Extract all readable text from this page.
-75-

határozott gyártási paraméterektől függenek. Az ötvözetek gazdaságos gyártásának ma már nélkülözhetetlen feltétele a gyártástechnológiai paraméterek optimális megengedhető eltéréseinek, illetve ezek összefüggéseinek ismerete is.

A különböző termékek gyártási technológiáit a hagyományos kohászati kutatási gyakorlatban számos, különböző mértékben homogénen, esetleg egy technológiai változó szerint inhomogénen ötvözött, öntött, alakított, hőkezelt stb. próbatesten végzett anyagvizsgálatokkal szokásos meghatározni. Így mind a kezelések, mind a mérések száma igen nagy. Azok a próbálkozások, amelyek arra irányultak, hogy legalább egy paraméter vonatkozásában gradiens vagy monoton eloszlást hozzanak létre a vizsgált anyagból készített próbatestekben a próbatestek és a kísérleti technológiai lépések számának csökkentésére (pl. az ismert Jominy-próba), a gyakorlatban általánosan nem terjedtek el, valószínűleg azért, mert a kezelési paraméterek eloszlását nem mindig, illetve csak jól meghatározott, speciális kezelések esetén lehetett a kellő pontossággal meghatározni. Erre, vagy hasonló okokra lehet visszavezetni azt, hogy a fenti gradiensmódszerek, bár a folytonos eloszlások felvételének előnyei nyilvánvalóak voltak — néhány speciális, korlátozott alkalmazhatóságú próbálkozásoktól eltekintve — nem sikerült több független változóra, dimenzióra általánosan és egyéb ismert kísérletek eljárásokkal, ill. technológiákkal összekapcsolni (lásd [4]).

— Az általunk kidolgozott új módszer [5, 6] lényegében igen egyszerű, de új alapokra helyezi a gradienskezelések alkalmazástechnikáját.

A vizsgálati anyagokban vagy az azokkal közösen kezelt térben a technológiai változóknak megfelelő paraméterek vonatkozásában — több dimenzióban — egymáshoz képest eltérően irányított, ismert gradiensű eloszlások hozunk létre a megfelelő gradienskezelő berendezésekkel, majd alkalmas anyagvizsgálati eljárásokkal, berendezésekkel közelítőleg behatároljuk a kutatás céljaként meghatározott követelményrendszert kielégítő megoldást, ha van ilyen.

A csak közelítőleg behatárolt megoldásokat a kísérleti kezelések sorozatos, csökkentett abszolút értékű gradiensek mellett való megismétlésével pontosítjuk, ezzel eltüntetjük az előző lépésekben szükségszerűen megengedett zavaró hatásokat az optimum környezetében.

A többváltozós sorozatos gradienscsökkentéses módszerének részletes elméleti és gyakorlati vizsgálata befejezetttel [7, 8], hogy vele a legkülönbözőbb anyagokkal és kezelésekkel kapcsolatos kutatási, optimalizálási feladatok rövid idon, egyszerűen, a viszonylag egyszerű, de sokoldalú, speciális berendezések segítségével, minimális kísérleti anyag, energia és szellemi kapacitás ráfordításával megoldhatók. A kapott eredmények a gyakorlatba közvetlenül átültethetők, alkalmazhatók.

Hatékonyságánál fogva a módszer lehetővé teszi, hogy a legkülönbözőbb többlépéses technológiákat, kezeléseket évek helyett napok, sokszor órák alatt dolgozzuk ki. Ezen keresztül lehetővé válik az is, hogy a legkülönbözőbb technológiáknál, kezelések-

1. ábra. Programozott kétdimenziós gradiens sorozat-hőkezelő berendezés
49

---

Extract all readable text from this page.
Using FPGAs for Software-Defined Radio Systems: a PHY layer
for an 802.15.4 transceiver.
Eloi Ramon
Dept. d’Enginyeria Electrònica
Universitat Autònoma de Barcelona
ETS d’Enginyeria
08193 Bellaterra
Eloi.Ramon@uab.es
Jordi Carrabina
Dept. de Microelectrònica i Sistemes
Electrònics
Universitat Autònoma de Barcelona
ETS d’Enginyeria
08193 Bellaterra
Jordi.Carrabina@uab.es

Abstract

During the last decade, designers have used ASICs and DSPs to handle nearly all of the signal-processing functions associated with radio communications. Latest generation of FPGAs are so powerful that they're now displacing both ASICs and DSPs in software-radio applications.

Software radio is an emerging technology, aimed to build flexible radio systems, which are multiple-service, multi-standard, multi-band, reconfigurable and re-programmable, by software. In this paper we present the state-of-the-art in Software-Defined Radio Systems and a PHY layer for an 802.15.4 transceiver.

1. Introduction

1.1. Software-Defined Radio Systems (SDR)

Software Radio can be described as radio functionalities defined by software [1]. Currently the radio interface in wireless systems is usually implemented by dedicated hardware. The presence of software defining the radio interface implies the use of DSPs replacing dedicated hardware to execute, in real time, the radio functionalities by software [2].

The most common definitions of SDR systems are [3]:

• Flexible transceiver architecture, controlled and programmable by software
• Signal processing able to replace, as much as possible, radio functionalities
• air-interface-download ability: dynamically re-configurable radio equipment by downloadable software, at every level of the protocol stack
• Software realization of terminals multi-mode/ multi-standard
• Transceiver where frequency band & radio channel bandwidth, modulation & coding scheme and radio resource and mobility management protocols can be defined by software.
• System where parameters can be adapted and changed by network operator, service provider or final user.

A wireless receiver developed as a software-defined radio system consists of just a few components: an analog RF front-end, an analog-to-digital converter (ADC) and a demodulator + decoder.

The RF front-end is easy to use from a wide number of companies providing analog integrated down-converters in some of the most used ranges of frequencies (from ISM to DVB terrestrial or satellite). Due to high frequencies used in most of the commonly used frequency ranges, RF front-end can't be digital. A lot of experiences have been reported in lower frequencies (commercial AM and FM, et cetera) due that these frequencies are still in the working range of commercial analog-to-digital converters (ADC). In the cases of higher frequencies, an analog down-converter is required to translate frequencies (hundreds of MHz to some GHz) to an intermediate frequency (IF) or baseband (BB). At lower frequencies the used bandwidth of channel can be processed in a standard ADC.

**Task goal:** Say how many lines of the data hold the string "where". Reply with the number alone.

**Solution to the exercise:** 2